(Collection entries)
────────────────────────────────────────
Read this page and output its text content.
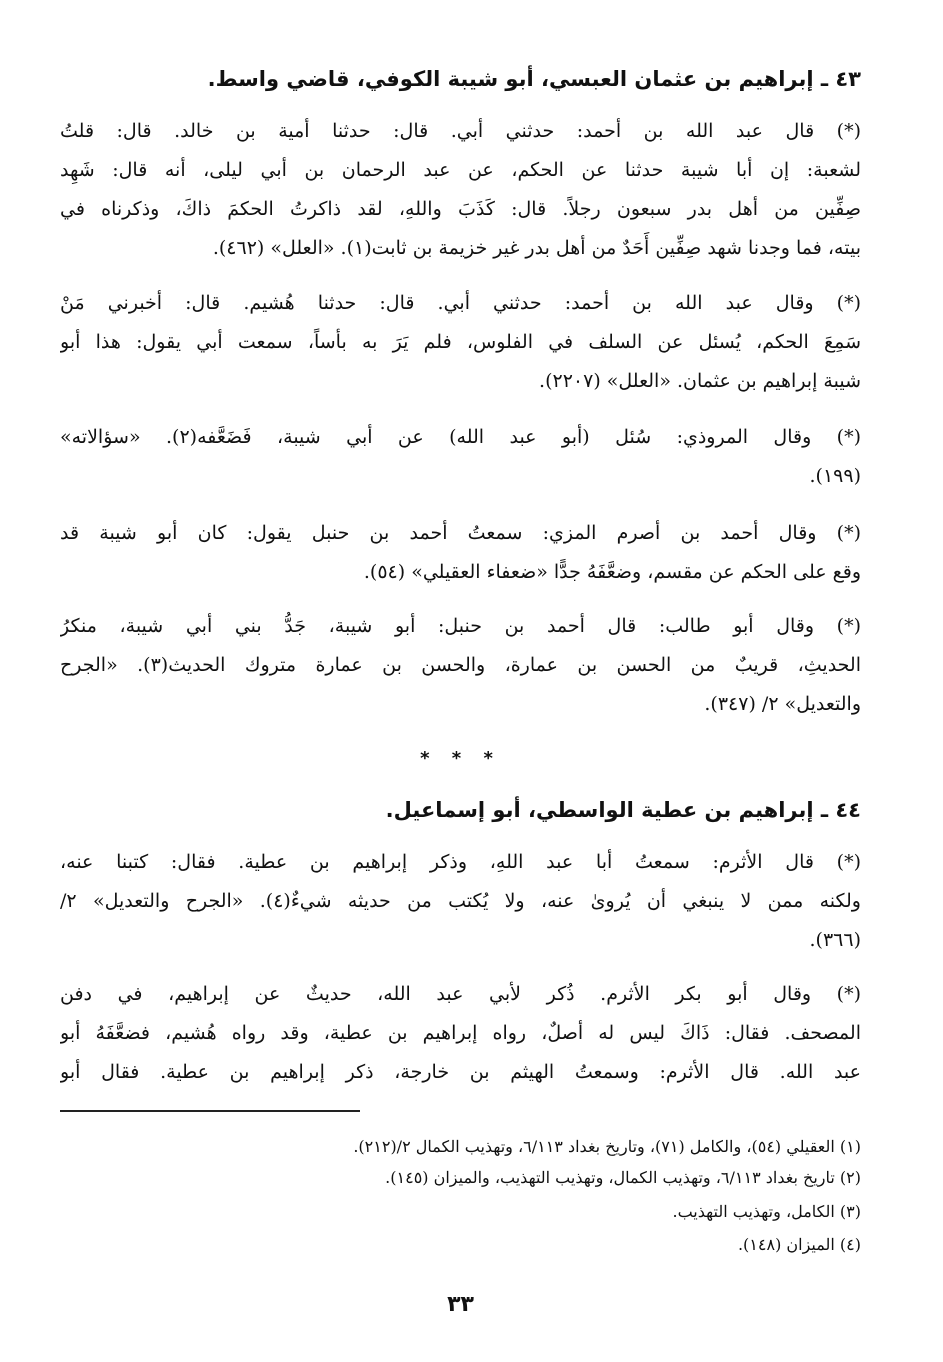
٤٣ ـ إبراهيم بن عثمان العبسي، أبو شيبة الكوفي، قاضي واسط.
(*) قال عبد الله بن أحمد: حدثني أبي. قال: حدثنا أمية بن خالد. قال: قلتُ
لشعبة: إن أبا شيبة حدثنا عن الحكم، عن عبد الرحمان بن أبي ليلى، أنه قال: شَهِد
صِفِّين من أهل بدر سبعون رجلاً. قال: كَذَبَ واللهِ، لقد ذاكرتُ الحكمَ ذاكَ، وذكرناه في
بيته، فما وجدنا شهد صِفِّين أَحَدٌ من أهل بدر غير خزيمة بن ثابت(١). «العلل» (٤٦٢).
(*) وقال عبد الله بن أحمد: حدثني أبي. قال: حدثنا هُشيم. قال: أخبرني مَنْ
سَمِعَ الحكم، يُسئل عن السلف في الفلوس، فلم يَرَ به بأساً، سمعت أبي يقول: هذا أبو
شيبة إبراهيم بن عثمان. «العلل» (٢٢٠٧).
(*) وقال المروذي: سُئل (أبو عبد الله) عن أبي شيبة، فَضَعَّفه(٢). «سؤالاته»
(١٩٩).
(*) وقال أحمد بن أصرم المزي: سمعتُ أحمد بن حنبل يقول: كان أبو شيبة قد
وقع على الحكم عن مقسم، وضعَّفَهُ جدًّا «ضعفاء العقيلي» (٥٤).
(*) وقال أبو طالب: قال أحمد بن حنبل: أبو شيبة، جَدُّ بني أبي شيبة، منكرُ
الحديثِ، قريبٌ من الحسن بن عمارة، والحسن بن عمارة متروك الحديث(٣). «الجرح
والتعديل» ٢/ (٣٤٧).
* * *
٤٤ ـ إبراهيم بن عطية الواسطي، أبو إسماعيل.
(*) قال الأثرم: سمعتُ أبا عبد اللهِ، وذكر إبراهيم بن عطية. فقال: كتبنا عنه،
ولكنه ممن لا ينبغي أن يُروىٰ عنه، ولا يُكتب من حديثه شيءٌ(٤). «الجرح والتعديل» ٢/
(٣٦٦).
(*) وقال أبو بكر الأثرم. ذُكر لأبي عبد الله، حديثٌ عن إبراهيم، في دفن
المصحف. فقال: ذَاكَ ليس له أصلٌ، رواه إبراهيم بن عطية، وقد رواه هُشيم، فضعَّفَهُ أبو
عبد الله. قال الأثرم: وسمعتُ الهيثم بن خارجة، ذكر إبراهيم بن عطية. فقال أبو
(١) العقيلي (٥٤)، والكامل (٧١)، وتاريخ بغداد ٦/١١٣، وتهذيب الكمال ٢/(٢١٢).
(٢) تاريخ بغداد ٦/١١٣، وتهذيب الكمال، وتهذيب التهذيب، والميزان (١٤٥).
(٣) الكامل، وتهذيب التهذيب.
(٤) الميزان (١٤٨).
٣٣
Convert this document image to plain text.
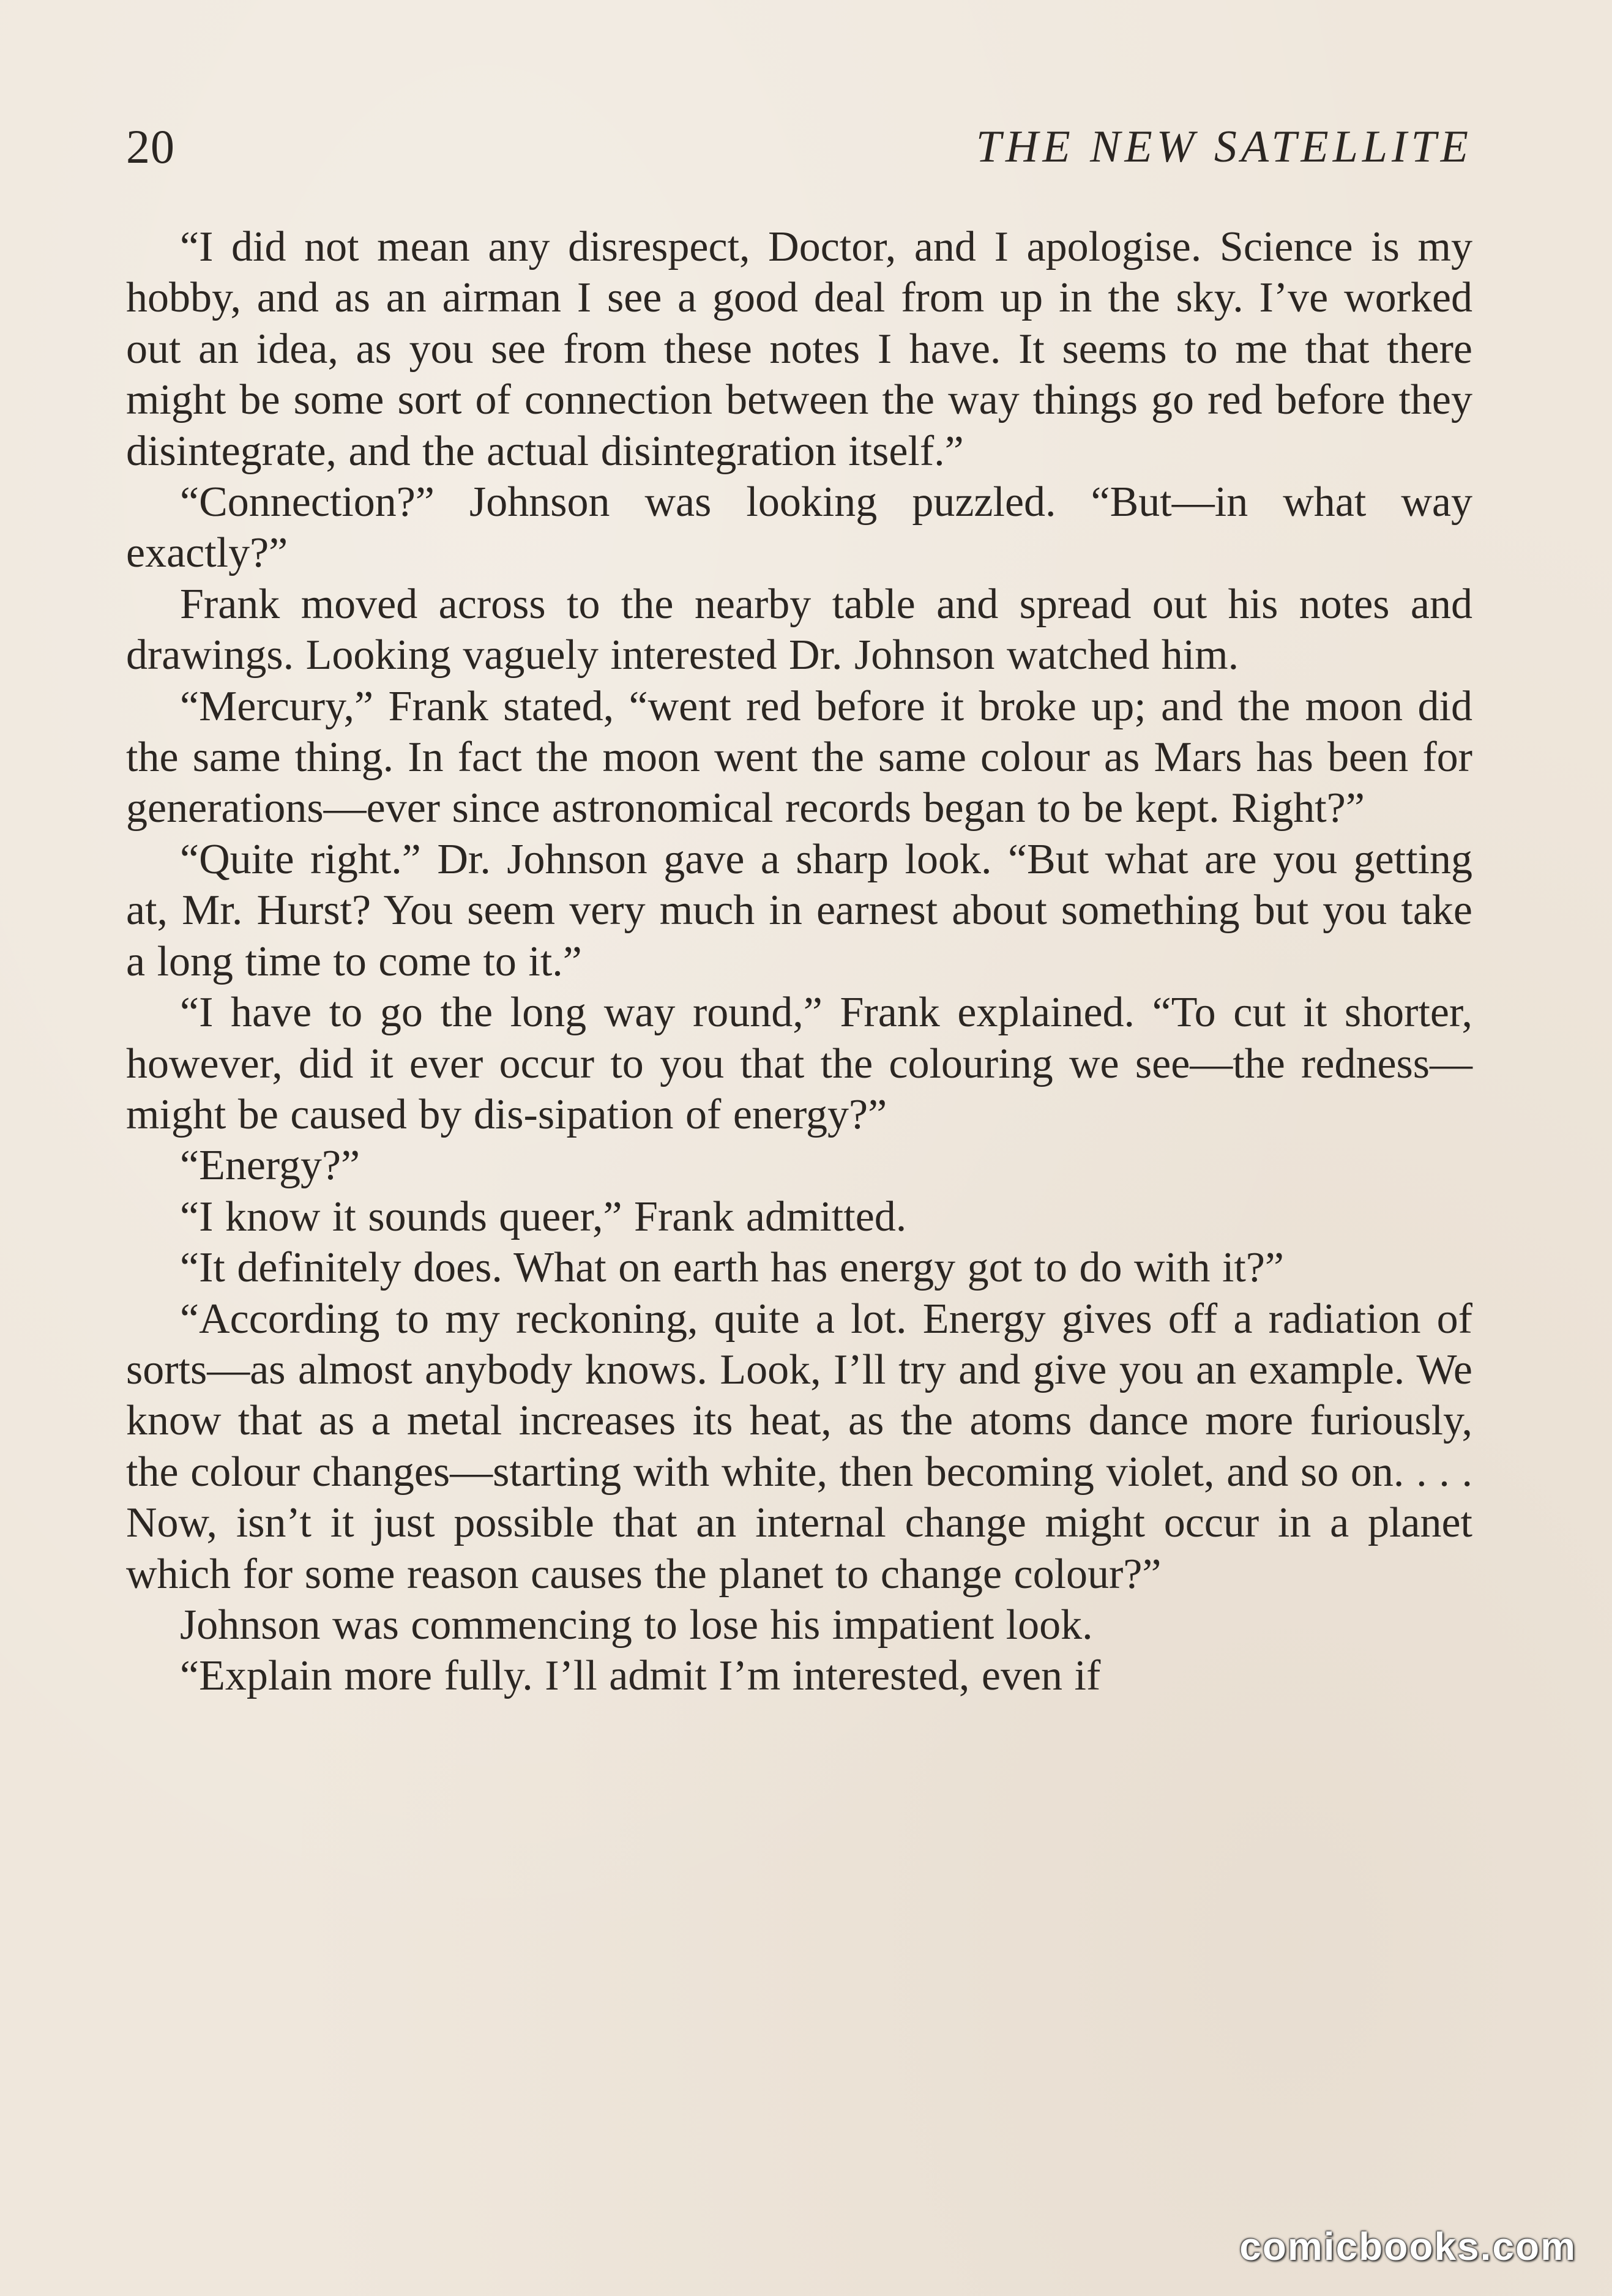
20	THE NEW SATELLITE

“I did not mean any disrespect, Doctor, and I apologise. Science is my hobby, and as an airman I see a good deal from up in the sky. I’ve worked out an idea, as you see from these notes I have. It seems to me that there might be some sort of connection between the way things go red before they disintegrate, and the actual disintegration itself.”

“Connection?” Johnson was looking puzzled. “But—in what way exactly?”

Frank moved across to the nearby table and spread out his notes and drawings. Looking vaguely interested Dr. Johnson watched him.

“Mercury,” Frank stated, “went red before it broke up; and the moon did the same thing. In fact the moon went the same colour as Mars has been for generations—ever since astronomical records began to be kept. Right?”

“Quite right.” Dr. Johnson gave a sharp look. “But what are you getting at, Mr. Hurst? You seem very much in earnest about something but you take a long time to come to it.”

“I have to go the long way round,” Frank explained. “To cut it shorter, however, did it ever occur to you that the colouring we see—the redness—might be caused by dis-sipation of energy?”

“Energy?”

“I know it sounds queer,” Frank admitted.

“It definitely does. What on earth has energy got to do with it?”

“According to my reckoning, quite a lot. Energy gives off a radiation of sorts—as almost anybody knows. Look, I’ll try and give you an example. We know that as a metal increases its heat, as the atoms dance more furiously, the colour changes—starting with white, then becoming violet, and so on. . . . Now, isn’t it just possible that an internal change might occur in a planet which for some reason causes the planet to change colour?”

Johnson was commencing to lose his impatient look.

“Explain more fully. I’ll admit I’m interested, even if

comicbooks.com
────────────────────────────────────────
__Written request__
Gather all lines from the records above in which "عثمان" appears.

__Answer for this exercise__
٤٣ ـ إبراهيم بن عثمان العبسي، أبو شيبة الكوفي، قاضي واسط.
شيبة إبراهيم بن عثمان. «العلل» (٢٢٠٧).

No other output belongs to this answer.